▸ **DIRECTIVE**
Tell how many lines have the string "name" in them, and write nothing besides the number.

▸ **SUPPLIED RECORDS**
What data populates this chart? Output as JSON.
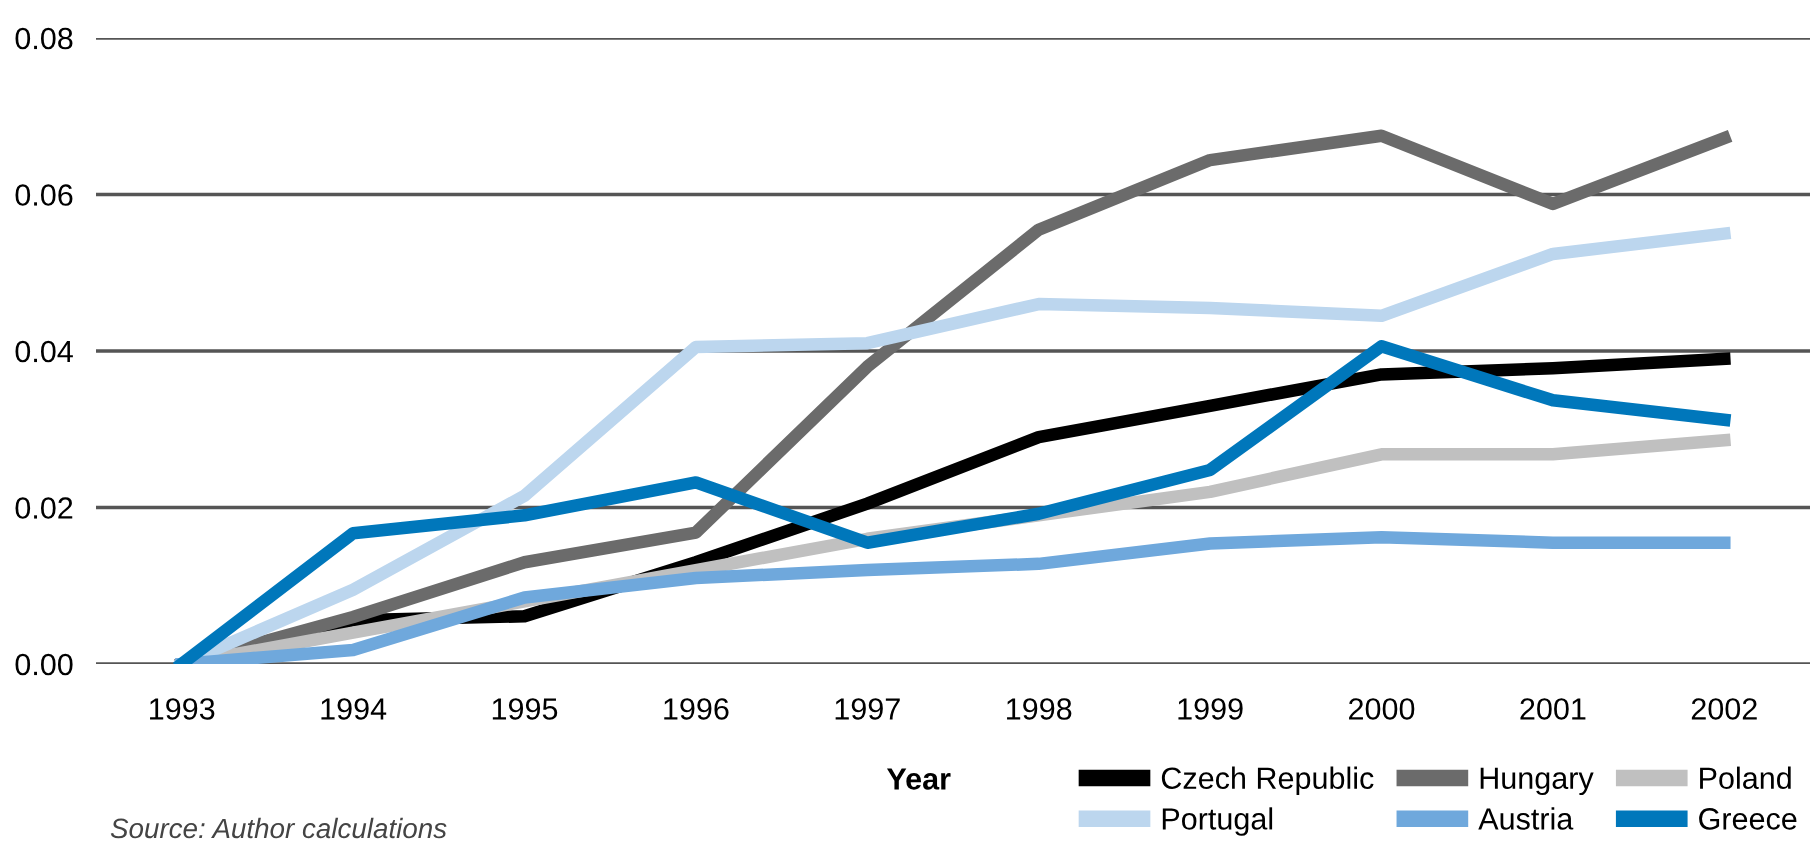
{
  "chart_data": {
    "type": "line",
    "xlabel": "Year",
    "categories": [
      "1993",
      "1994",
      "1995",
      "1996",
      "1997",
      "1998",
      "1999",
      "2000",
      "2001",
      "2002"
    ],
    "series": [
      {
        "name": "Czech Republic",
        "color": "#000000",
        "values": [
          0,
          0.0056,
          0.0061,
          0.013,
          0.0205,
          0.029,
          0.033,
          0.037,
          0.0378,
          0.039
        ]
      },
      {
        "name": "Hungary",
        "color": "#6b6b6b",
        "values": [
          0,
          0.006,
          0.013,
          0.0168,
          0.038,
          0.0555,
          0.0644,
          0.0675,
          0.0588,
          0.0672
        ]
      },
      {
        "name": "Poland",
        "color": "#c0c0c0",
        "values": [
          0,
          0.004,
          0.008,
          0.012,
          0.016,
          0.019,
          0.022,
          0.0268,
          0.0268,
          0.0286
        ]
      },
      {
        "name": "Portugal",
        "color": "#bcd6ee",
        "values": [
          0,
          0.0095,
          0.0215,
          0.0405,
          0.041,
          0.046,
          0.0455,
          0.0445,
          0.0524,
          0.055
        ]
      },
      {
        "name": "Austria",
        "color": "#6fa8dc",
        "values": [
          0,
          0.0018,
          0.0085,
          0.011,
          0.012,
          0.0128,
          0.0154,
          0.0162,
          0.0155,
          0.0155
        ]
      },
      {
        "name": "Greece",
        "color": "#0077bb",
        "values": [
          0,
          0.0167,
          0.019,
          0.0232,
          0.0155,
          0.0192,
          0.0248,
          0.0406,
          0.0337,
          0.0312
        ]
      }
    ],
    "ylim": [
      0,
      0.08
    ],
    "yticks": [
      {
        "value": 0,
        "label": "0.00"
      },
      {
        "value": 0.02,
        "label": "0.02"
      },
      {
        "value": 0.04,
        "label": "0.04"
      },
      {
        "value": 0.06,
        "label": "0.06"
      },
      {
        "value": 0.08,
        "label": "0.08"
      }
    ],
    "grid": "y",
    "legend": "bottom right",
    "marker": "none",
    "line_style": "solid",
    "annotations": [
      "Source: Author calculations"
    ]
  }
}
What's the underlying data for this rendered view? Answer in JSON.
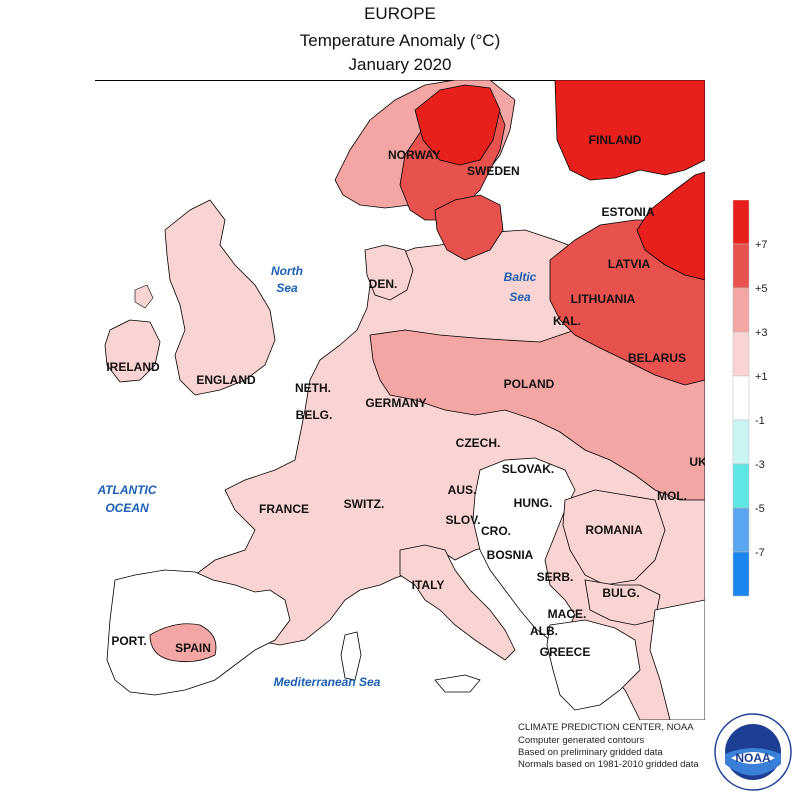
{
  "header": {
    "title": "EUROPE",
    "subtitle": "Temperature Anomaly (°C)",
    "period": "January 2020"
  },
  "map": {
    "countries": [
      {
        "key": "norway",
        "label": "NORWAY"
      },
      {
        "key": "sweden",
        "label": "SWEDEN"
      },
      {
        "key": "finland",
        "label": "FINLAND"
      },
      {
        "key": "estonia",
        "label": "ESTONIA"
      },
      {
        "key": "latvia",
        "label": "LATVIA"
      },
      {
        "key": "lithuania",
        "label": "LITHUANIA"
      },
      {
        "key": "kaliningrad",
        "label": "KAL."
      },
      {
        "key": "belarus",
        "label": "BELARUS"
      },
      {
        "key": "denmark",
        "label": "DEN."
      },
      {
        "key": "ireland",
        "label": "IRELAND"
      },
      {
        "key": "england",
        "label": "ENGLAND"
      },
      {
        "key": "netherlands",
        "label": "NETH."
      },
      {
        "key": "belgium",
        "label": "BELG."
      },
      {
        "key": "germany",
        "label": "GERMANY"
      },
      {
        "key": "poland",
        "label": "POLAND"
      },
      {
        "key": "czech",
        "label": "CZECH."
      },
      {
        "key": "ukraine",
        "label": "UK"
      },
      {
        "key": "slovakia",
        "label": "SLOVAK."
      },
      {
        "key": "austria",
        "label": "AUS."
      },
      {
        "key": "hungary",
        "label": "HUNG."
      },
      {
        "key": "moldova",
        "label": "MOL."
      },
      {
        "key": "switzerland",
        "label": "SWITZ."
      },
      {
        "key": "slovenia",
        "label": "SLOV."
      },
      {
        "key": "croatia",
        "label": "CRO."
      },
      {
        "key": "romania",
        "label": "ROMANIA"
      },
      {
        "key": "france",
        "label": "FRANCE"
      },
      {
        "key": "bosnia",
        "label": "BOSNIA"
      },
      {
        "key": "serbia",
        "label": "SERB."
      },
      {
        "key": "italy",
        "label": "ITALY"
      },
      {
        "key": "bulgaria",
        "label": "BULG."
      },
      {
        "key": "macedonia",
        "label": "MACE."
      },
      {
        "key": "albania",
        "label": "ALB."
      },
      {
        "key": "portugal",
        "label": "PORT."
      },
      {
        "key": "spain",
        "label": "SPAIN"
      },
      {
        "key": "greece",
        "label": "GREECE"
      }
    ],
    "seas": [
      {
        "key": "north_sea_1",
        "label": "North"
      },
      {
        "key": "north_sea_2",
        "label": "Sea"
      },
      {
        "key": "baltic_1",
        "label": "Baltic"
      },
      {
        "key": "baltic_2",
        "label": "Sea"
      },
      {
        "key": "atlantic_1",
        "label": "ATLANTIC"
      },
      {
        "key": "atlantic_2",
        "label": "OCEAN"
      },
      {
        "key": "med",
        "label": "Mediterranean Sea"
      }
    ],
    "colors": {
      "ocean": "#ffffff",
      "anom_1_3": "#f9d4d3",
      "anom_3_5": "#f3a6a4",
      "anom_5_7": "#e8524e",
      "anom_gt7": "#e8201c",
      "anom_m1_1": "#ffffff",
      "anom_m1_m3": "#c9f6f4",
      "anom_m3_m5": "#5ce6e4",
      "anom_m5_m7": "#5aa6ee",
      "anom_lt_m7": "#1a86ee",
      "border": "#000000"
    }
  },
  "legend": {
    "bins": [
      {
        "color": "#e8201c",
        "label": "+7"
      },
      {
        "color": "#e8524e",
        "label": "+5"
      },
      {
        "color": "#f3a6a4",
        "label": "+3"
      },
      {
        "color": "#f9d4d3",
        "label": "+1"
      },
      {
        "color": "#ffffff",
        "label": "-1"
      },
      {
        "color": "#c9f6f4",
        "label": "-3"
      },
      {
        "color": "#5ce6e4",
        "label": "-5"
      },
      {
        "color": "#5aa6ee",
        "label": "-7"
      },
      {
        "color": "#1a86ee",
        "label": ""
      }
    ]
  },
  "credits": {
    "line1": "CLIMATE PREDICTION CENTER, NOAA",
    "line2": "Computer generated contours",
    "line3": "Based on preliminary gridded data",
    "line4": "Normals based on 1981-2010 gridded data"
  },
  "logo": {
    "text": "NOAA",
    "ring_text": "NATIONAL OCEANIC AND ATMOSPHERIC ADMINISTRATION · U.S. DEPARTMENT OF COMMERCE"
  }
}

▸ **WRITTEN SOLUTION**
6